**Description of the task:**
Transcribe the whole listing without a single picture.

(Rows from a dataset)
# # #

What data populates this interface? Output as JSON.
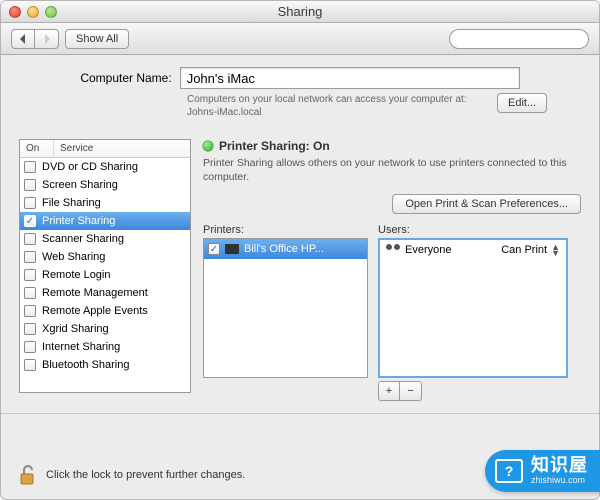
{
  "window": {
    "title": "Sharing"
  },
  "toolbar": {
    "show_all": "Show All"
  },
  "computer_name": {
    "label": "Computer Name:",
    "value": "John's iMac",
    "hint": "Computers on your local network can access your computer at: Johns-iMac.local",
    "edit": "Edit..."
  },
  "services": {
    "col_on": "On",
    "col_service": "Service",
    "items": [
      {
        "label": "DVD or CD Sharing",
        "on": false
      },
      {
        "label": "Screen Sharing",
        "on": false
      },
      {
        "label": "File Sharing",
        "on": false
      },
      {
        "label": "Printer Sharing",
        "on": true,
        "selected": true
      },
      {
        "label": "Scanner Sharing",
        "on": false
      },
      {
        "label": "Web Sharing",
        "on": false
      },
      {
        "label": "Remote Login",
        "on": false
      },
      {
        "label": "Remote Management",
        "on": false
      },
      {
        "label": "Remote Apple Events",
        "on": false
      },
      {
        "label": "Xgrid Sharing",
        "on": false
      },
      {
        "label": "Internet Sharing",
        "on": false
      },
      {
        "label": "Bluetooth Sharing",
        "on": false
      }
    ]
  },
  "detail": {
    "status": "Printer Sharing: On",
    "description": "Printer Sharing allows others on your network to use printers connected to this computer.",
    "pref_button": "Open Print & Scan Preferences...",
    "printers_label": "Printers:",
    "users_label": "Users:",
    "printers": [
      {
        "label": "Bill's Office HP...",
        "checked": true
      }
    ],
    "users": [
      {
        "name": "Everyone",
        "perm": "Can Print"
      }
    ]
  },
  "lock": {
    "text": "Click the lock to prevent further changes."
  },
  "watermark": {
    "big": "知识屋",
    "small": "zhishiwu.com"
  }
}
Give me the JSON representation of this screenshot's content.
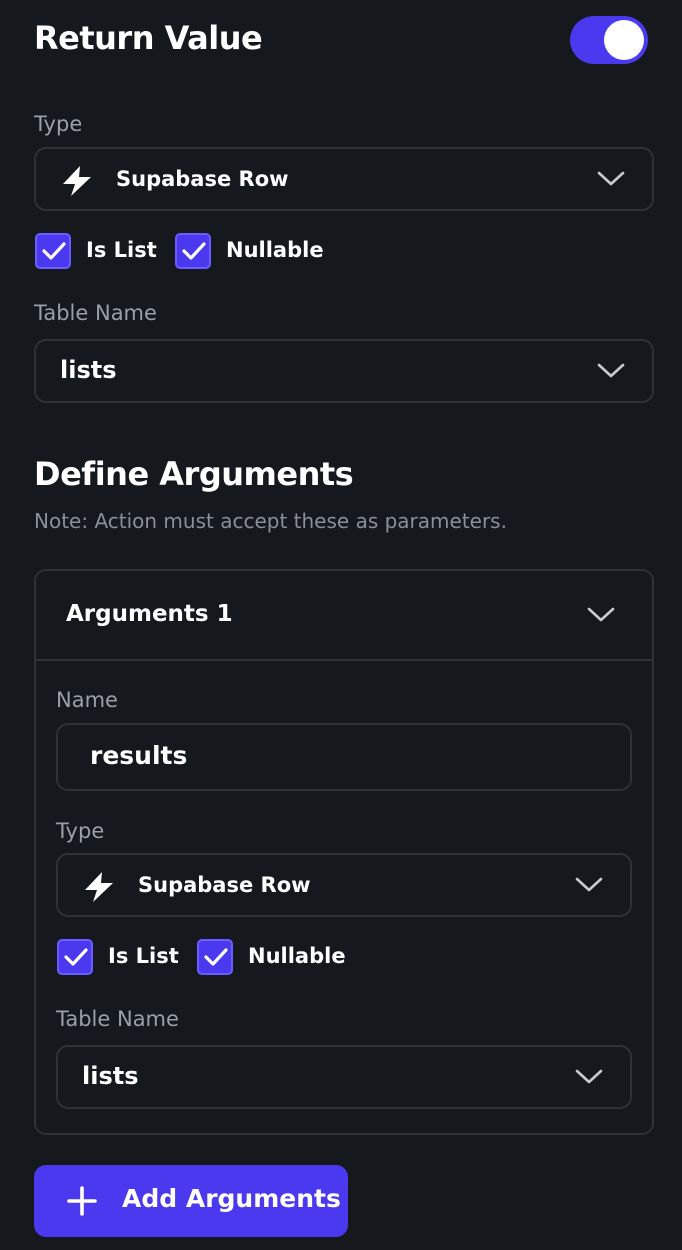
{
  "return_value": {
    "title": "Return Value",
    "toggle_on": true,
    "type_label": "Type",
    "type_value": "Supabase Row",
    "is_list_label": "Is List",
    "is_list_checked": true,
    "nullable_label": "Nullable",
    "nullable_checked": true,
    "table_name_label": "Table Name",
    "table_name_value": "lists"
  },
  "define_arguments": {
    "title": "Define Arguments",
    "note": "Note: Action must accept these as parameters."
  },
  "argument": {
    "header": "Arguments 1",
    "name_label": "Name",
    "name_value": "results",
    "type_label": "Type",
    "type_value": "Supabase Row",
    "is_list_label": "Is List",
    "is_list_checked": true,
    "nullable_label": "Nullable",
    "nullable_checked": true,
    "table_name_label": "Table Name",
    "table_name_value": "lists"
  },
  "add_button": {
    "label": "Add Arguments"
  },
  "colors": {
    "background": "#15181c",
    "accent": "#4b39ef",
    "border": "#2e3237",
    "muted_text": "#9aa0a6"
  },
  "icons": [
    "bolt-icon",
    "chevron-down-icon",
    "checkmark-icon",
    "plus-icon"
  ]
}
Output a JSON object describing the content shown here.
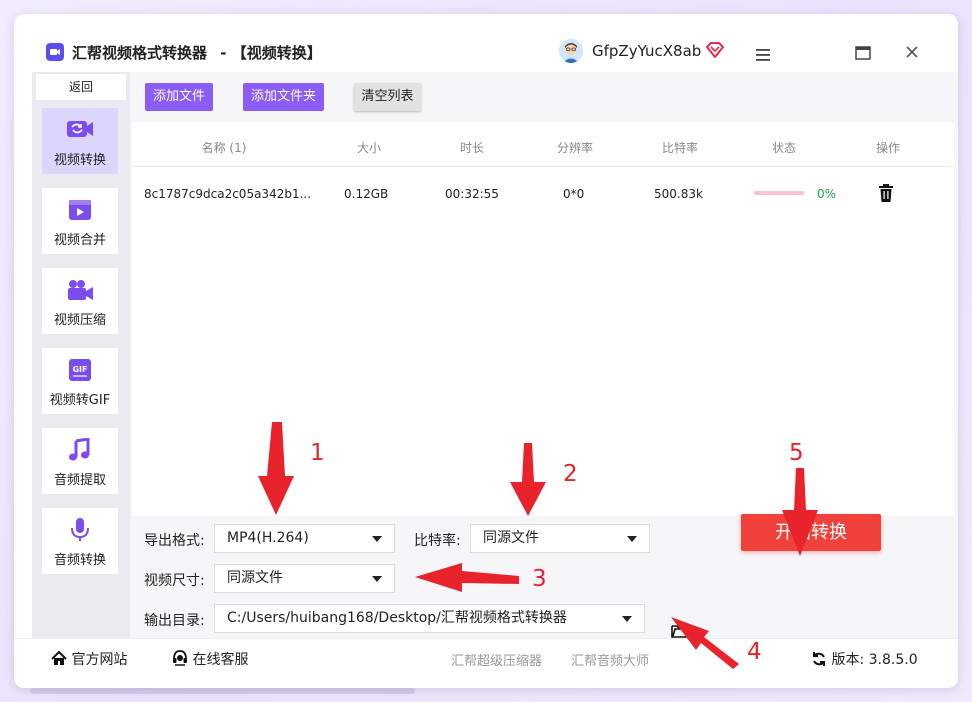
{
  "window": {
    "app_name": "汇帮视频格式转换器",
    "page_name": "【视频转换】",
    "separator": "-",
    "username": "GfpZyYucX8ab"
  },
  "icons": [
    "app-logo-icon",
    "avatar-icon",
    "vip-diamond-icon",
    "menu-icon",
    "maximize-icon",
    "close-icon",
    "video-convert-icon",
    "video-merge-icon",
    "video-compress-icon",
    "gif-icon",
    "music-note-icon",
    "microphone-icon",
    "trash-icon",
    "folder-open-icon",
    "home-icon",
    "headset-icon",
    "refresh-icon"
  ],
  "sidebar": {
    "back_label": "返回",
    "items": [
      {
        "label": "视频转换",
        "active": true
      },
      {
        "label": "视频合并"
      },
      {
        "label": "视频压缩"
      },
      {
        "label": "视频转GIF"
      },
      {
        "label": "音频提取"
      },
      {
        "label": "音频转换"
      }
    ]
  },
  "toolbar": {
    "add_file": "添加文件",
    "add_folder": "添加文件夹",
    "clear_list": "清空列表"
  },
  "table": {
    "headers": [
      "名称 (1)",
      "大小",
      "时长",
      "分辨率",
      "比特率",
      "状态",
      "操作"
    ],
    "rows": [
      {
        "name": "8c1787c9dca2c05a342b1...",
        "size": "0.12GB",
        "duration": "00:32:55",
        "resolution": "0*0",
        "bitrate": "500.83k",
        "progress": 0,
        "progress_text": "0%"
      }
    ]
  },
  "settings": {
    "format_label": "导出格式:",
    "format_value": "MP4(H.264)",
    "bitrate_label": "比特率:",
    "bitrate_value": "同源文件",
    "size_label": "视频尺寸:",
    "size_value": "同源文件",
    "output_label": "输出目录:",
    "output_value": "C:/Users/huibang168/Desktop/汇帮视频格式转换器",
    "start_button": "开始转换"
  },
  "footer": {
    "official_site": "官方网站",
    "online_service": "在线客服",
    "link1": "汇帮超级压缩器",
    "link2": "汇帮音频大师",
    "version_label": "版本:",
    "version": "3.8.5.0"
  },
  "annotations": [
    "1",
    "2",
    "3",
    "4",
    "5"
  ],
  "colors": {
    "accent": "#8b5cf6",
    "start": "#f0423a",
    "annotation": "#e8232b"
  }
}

# # #

**The completed task:**
What data populates this interface? Output as JSON.
{
  "window": {
    "title": "Sharing"
  },
  "toolbar": {
    "show_all": "Show All"
  },
  "computer_name": {
    "label": "Computer Name:",
    "value": "John's iMac",
    "hint": "Computers on your local network can access your computer at: Johns-iMac.local",
    "edit": "Edit..."
  },
  "services": {
    "col_on": "On",
    "col_service": "Service",
    "items": [
      {
        "label": "DVD or CD Sharing",
        "on": false
      },
      {
        "label": "Screen Sharing",
        "on": false
      },
      {
        "label": "File Sharing",
        "on": false
      },
      {
        "label": "Printer Sharing",
        "on": true,
        "selected": true
      },
      {
        "label": "Scanner Sharing",
        "on": false
      },
      {
        "label": "Web Sharing",
        "on": false
      },
      {
        "label": "Remote Login",
        "on": false
      },
      {
        "label": "Remote Management",
        "on": false
      },
      {
        "label": "Remote Apple Events",
        "on": false
      },
      {
        "label": "Xgrid Sharing",
        "on": false
      },
      {
        "label": "Internet Sharing",
        "on": false
      },
      {
        "label": "Bluetooth Sharing",
        "on": false
      }
    ]
  },
  "detail": {
    "status": "Printer Sharing: On",
    "description": "Printer Sharing allows others on your network to use printers connected to this computer.",
    "pref_button": "Open Print & Scan Preferences...",
    "printers_label": "Printers:",
    "users_label": "Users:",
    "printers": [
      {
        "label": "Bill's Office HP...",
        "checked": true
      }
    ],
    "users": [
      {
        "name": "Everyone",
        "perm": "Can Print"
      }
    ]
  },
  "lock": {
    "text": "Click the lock to prevent further changes."
  },
  "watermark": {
    "big": "知识屋",
    "small": "zhishiwu.com"
  }
}
Give me the JSON representation of this screenshot's content.
{
  "return_value": {
    "title": "Return Value",
    "toggle_on": true,
    "type_label": "Type",
    "type_value": "Supabase Row",
    "is_list_label": "Is List",
    "is_list_checked": true,
    "nullable_label": "Nullable",
    "nullable_checked": true,
    "table_name_label": "Table Name",
    "table_name_value": "lists"
  },
  "define_arguments": {
    "title": "Define Arguments",
    "note": "Note: Action must accept these as parameters."
  },
  "argument": {
    "header": "Arguments 1",
    "name_label": "Name",
    "name_value": "results",
    "type_label": "Type",
    "type_value": "Supabase Row",
    "is_list_label": "Is List",
    "is_list_checked": true,
    "nullable_label": "Nullable",
    "nullable_checked": true,
    "table_name_label": "Table Name",
    "table_name_value": "lists"
  },
  "add_button": {
    "label": "Add Arguments"
  },
  "colors": {
    "background": "#15181c",
    "accent": "#4b39ef",
    "border": "#2e3237",
    "muted_text": "#9aa0a6"
  },
  "icons": [
    "bolt-icon",
    "chevron-down-icon",
    "checkmark-icon",
    "plus-icon"
  ]
}
Output a JSON object describing the content shown here.
{
  "window": {
    "app_name": "汇帮视频格式转换器",
    "page_name": "【视频转换】",
    "separator": "-",
    "username": "GfpZyYucX8ab"
  },
  "icons": [
    "app-logo-icon",
    "avatar-icon",
    "vip-diamond-icon",
    "menu-icon",
    "maximize-icon",
    "close-icon",
    "video-convert-icon",
    "video-merge-icon",
    "video-compress-icon",
    "gif-icon",
    "music-note-icon",
    "microphone-icon",
    "trash-icon",
    "folder-open-icon",
    "home-icon",
    "headset-icon",
    "refresh-icon"
  ],
  "sidebar": {
    "back_label": "返回",
    "items": [
      {
        "label": "视频转换",
        "active": true
      },
      {
        "label": "视频合并"
      },
      {
        "label": "视频压缩"
      },
      {
        "label": "视频转GIF"
      },
      {
        "label": "音频提取"
      },
      {
        "label": "音频转换"
      }
    ]
  },
  "toolbar": {
    "add_file": "添加文件",
    "add_folder": "添加文件夹",
    "clear_list": "清空列表"
  },
  "table": {
    "headers": [
      "名称 (1)",
      "大小",
      "时长",
      "分辨率",
      "比特率",
      "状态",
      "操作"
    ],
    "rows": [
      {
        "name": "8c1787c9dca2c05a342b1...",
        "size": "0.12GB",
        "duration": "00:32:55",
        "resolution": "0*0",
        "bitrate": "500.83k",
        "progress": 0,
        "progress_text": "0%"
      }
    ]
  },
  "settings": {
    "format_label": "导出格式:",
    "format_value": "MP4(H.264)",
    "bitrate_label": "比特率:",
    "bitrate_value": "同源文件",
    "size_label": "视频尺寸:",
    "size_value": "同源文件",
    "output_label": "输出目录:",
    "output_value": "C:/Users/huibang168/Desktop/汇帮视频格式转换器",
    "start_button": "开始转换"
  },
  "footer": {
    "official_site": "官方网站",
    "online_service": "在线客服",
    "link1": "汇帮超级压缩器",
    "link2": "汇帮音频大师",
    "version_label": "版本:",
    "version": "3.8.5.0"
  },
  "annotations": [
    "1",
    "2",
    "3",
    "4",
    "5"
  ],
  "colors": {
    "accent": "#8b5cf6",
    "start": "#f0423a",
    "annotation": "#e8232b"
  }
}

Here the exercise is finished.